[Recorded data]
++++++++
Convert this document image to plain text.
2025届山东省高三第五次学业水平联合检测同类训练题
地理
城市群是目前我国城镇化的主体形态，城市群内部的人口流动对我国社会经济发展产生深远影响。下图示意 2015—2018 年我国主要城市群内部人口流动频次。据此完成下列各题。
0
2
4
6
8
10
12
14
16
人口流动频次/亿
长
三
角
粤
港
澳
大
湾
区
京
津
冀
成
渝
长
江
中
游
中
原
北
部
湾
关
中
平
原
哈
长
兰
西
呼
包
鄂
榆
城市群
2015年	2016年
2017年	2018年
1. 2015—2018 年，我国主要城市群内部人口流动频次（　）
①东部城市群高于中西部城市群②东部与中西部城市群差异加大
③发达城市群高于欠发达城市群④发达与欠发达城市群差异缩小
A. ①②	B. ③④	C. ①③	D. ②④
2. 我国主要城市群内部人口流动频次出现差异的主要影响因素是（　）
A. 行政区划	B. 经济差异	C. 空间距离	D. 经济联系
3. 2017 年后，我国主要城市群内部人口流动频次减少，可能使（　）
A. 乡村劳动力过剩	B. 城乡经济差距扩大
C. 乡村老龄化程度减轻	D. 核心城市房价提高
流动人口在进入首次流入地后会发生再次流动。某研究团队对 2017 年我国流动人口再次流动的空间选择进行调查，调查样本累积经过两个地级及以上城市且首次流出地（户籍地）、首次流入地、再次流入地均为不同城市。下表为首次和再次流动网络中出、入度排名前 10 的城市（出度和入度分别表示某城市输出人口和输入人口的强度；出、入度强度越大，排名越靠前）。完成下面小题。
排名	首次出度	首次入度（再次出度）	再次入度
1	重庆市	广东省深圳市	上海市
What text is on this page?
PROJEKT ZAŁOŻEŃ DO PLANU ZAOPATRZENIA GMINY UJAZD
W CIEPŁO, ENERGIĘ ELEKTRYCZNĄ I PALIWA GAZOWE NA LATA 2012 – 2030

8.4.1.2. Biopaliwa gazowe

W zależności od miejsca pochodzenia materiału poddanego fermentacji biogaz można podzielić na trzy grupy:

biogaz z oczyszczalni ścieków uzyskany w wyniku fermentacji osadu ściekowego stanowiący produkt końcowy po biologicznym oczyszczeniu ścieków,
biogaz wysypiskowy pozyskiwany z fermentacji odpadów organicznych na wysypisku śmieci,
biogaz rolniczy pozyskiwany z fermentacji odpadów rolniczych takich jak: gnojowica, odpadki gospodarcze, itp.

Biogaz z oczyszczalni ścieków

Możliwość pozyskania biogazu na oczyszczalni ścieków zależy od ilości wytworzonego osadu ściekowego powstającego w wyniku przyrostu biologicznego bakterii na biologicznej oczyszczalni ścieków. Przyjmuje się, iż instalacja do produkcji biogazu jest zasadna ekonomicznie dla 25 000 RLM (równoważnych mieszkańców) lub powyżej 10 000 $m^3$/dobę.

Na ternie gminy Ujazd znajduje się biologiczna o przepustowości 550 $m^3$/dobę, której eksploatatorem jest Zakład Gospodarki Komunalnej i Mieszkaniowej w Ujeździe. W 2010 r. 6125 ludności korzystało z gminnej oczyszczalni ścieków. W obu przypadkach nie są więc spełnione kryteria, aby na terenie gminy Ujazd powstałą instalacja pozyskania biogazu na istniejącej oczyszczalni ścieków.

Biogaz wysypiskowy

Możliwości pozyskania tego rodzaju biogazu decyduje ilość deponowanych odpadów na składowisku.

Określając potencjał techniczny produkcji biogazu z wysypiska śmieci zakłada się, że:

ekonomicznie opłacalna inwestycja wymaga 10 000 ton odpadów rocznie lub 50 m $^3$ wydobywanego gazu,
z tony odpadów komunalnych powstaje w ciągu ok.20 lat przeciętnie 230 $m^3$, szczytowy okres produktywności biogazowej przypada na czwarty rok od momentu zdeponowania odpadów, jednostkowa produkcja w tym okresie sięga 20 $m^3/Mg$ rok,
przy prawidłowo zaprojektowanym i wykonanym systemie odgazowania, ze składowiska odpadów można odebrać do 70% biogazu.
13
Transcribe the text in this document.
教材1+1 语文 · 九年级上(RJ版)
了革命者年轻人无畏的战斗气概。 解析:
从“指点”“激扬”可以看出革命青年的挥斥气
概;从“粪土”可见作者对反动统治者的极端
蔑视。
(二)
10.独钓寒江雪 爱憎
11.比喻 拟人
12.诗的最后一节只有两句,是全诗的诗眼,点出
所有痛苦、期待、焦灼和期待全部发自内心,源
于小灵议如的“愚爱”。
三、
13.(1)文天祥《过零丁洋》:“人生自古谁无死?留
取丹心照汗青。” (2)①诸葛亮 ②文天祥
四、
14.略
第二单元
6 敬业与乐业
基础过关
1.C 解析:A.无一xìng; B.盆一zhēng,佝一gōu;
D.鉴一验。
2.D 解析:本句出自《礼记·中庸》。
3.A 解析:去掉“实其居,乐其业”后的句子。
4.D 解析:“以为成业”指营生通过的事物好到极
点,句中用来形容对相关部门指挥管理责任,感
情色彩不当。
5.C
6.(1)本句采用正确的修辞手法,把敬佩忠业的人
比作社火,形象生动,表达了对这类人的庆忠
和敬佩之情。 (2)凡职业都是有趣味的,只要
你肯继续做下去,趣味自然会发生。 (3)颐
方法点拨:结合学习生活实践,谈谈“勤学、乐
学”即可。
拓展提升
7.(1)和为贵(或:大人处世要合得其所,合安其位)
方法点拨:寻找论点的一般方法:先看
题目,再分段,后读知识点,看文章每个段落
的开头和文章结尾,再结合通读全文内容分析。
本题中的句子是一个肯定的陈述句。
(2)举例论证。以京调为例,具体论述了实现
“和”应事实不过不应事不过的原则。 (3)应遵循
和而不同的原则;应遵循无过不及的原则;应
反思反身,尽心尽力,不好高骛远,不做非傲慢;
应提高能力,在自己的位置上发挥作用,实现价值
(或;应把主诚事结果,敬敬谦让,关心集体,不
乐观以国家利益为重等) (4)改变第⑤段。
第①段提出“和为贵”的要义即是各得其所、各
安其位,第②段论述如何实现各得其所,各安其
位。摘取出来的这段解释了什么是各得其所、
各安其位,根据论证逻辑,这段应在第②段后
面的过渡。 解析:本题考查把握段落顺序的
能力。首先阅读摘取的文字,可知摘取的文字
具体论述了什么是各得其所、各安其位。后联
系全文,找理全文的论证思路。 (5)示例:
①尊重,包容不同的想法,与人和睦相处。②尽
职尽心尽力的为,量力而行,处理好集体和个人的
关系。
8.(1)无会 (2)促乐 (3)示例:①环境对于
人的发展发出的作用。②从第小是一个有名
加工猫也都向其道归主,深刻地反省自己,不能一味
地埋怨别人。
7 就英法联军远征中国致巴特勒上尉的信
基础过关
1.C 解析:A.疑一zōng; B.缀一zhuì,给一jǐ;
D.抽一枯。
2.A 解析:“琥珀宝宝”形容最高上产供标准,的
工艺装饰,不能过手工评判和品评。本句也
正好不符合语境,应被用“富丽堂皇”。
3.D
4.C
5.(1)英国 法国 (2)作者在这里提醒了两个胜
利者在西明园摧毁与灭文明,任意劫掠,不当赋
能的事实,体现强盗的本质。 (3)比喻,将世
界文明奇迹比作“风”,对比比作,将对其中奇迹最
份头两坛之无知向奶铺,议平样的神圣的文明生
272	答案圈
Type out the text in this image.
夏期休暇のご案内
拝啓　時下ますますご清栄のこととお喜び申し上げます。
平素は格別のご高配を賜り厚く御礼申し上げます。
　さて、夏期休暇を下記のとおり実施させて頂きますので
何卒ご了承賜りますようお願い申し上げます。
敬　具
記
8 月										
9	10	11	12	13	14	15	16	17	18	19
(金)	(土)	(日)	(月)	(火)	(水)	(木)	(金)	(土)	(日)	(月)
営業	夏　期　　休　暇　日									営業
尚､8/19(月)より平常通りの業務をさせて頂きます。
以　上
++++++++
Begin with the line that contains "Type out the text in this image." and quote each line after it exactly, stopping after the last line of the data.

- [Written solution]
Type out the text in this image.
夏期休暇のご案内
拝啓　時下ますますご清栄のこととお喜び申し上げます。
平素は格別のご高配を賜り厚く御礼申し上げます。
　さて、夏期休暇を下記のとおり実施させて頂きますので
何卒ご了承賜りますようお願い申し上げます。
敬　具
記
8 月										
9	10	11	12	13	14	15	16	17	18	19
(金)	(土)	(日)	(月)	(火)	(水)	(木)	(金)	(土)	(日)	(月)
営業	夏　期　　休　暇　日									営業
尚､8/19(月)より平常通りの業務をさせて頂きます。
以　上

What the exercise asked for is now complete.